▶ _What to do_
Skip any picture you find and retype all the remaining lines exactly.

↓↓↓

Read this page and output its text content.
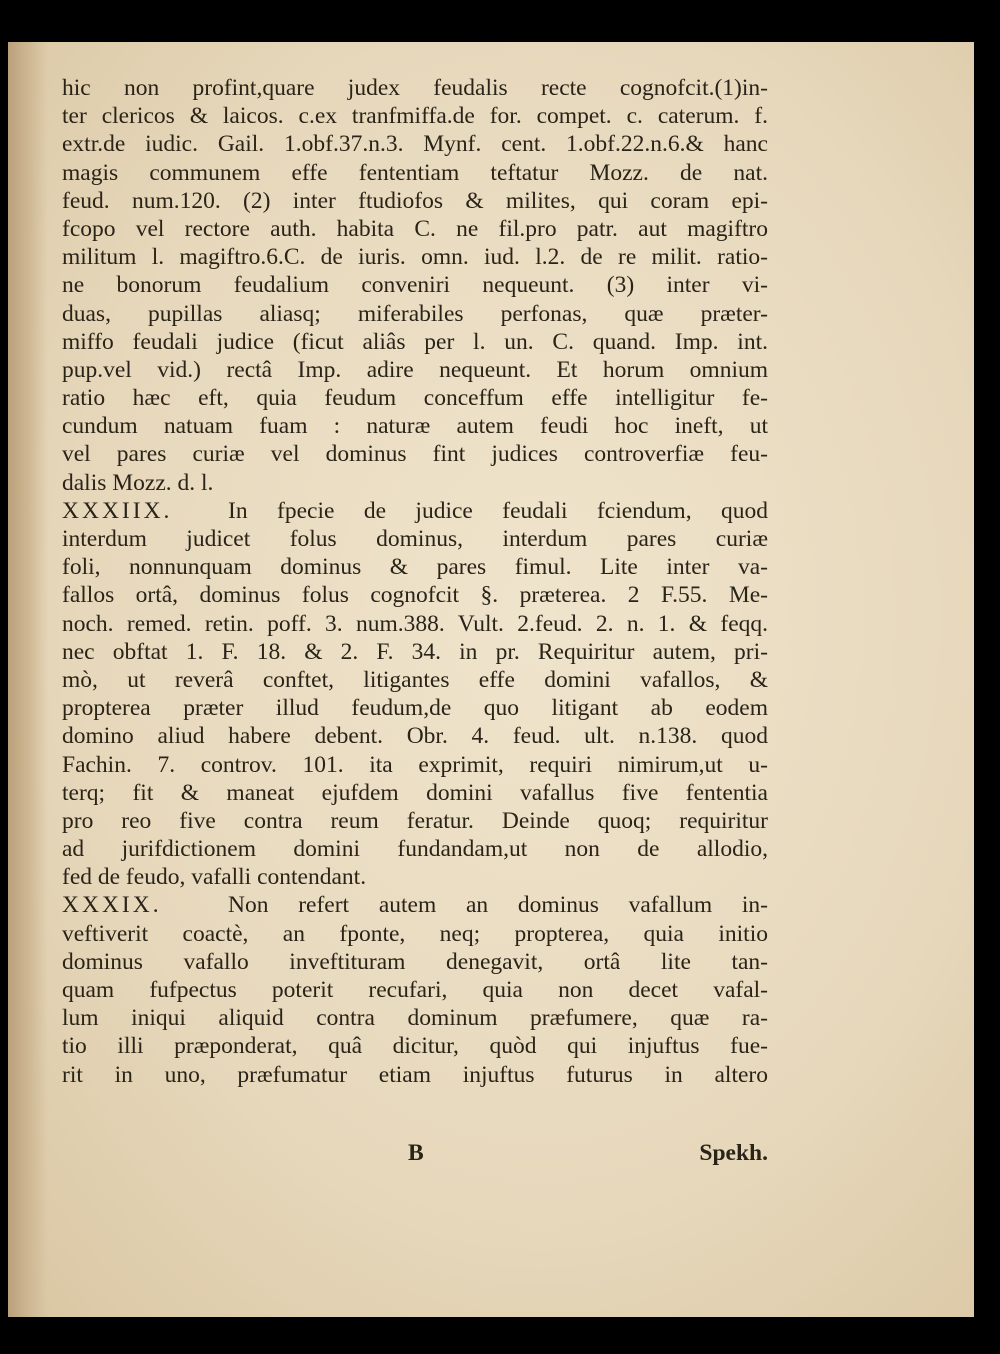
hic non profint,quare judex feudalis recte cognofcit.(1)in-
ter clericos & laicos. c.ex tranfmiffa.de for. compet. c. caterum. f.
extr.de iudic. Gail. 1.obf.37.n.3. Mynf. cent. 1.obf.22.n.6.& hanc
magis communem effe fententiam teftatur Mozz. de nat.
feud. num.120. (2) inter ftudiofos & milites, qui coram epi-
fcopo vel rectore auth. habita C. ne fil.pro patr. aut magiftro
militum l. magiftro.6.C. de iuris. omn. iud. l.2. de re milit. ratio-
ne bonorum feudalium conveniri nequeunt. (3) inter vi-
duas, pupillas aliasq; miferabiles perfonas, quæ præter-
miffo feudali judice (ficut aliâs per l. un. C. quand. Imp. int.
pup.vel vid.) rectâ Imp. adire nequeunt. Et horum omnium
ratio hæc eft, quia feudum conceffum effe intelligitur fe-
cundum natuam fuam : naturæ autem feudi hoc ineft, ut
vel pares curiæ vel dominus fint judices controverfiæ feu-
dalis Mozz. d. l.
XXXIIX. In fpecie de judice feudali fciendum, quod
interdum judicet folus dominus, interdum pares curiæ
foli, nonnunquam dominus & pares fimul. Lite inter va-
fallos ortâ, dominus folus cognofcit §. præterea. 2 F.55. Me-
noch. remed. retin. poff. 3. num.388. Vult. 2.feud. 2. n. 1. & feqq.
nec obftat 1. F. 18. & 2. F. 34. in pr. Requiritur autem, pri-
mò, ut reverâ conftet, litigantes effe domini vafallos, &
propterea præter illud feudum,de quo litigant ab eodem
domino aliud habere debent. Obr. 4. feud. ult. n.138. quod
Fachin. 7. controv. 101. ita exprimit, requiri nimirum,ut u-
terq; fit & maneat ejufdem domini vafallus five fententia
pro reo five contra reum feratur. Deinde quoq; requiritur
ad jurifdictionem domini fundandam,ut non de allodio,
fed de feudo, vafalli contendant.
XXXIX.	Non refert autem an dominus vafallum in-
veftiverit coactè, an fponte, neq; propterea, quia initio
dominus vafallo inveftituram denegavit, ortâ lite tan-
quam fufpectus poterit recufari, quia non decet vafal-
lum iniqui aliquid contra dominum præfumere, quæ ra-
tio illi præponderat, quâ dicitur, quòd qui injuftus fue-
rit in uno, præfumatur etiam injuftus futurus in altero
B	Spekh.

↑↑↑

▶ _Response to this exercise_
Read this page and output its text content.
hic non profint,quare judex feudalis recte cognofcit.(1)in-
ter clericos & laicos. c.ex tranfmiffa.de for. compet. c. caterum. f.
extr.de iudic. Gail. 1.obf.37.n.3. Mynf. cent. 1.obf.22.n.6.& hanc
magis communem effe fententiam teftatur Mozz. de nat.
feud. num.120. (2) inter ftudiofos & milites, qui coram epi-
fcopo vel rectore auth. habita C. ne fil.pro patr. aut magiftro
militum l. magiftro.6.C. de iuris. omn. iud. l.2. de re milit. ratio-
ne bonorum feudalium conveniri nequeunt. (3) inter vi-
duas, pupillas aliasq; miferabiles perfonas, quæ præter-
miffo feudali judice (ficut aliâs per l. un. C. quand. Imp. int.
pup.vel vid.) rectâ Imp. adire nequeunt. Et horum omnium
ratio hæc eft, quia feudum conceffum effe intelligitur fe-
cundum natuam fuam : naturæ autem feudi hoc ineft, ut
vel pares curiæ vel dominus fint judices controverfiæ feu-
dalis Mozz. d. l.
XXXIIX. In fpecie de judice feudali fciendum, quod
interdum judicet folus dominus, interdum pares curiæ
foli, nonnunquam dominus & pares fimul. Lite inter va-
fallos ortâ, dominus folus cognofcit §. præterea. 2 F.55. Me-
noch. remed. retin. poff. 3. num.388. Vult. 2.feud. 2. n. 1. & feqq.
nec obftat 1. F. 18. & 2. F. 34. in pr. Requiritur autem, pri-
mò, ut reverâ conftet, litigantes effe domini vafallos, &
propterea præter illud feudum,de quo litigant ab eodem
domino aliud habere debent. Obr. 4. feud. ult. n.138. quod
Fachin. 7. controv. 101. ita exprimit, requiri nimirum,ut u-
terq; fit & maneat ejufdem domini vafallus five fententia
pro reo five contra reum feratur. Deinde quoq; requiritur
ad jurifdictionem domini fundandam,ut non de allodio,
fed de feudo, vafalli contendant.
XXXIX.	Non refert autem an dominus vafallum in-
veftiverit coactè, an fponte, neq; propterea, quia initio
dominus vafallo inveftituram denegavit, ortâ lite tan-
quam fufpectus poterit recufari, quia non decet vafal-
lum iniqui aliquid contra dominum præfumere, quæ ra-
tio illi præponderat, quâ dicitur, quòd qui injuftus fue-
rit in uno, præfumatur etiam injuftus futurus in altero
B	Spekh.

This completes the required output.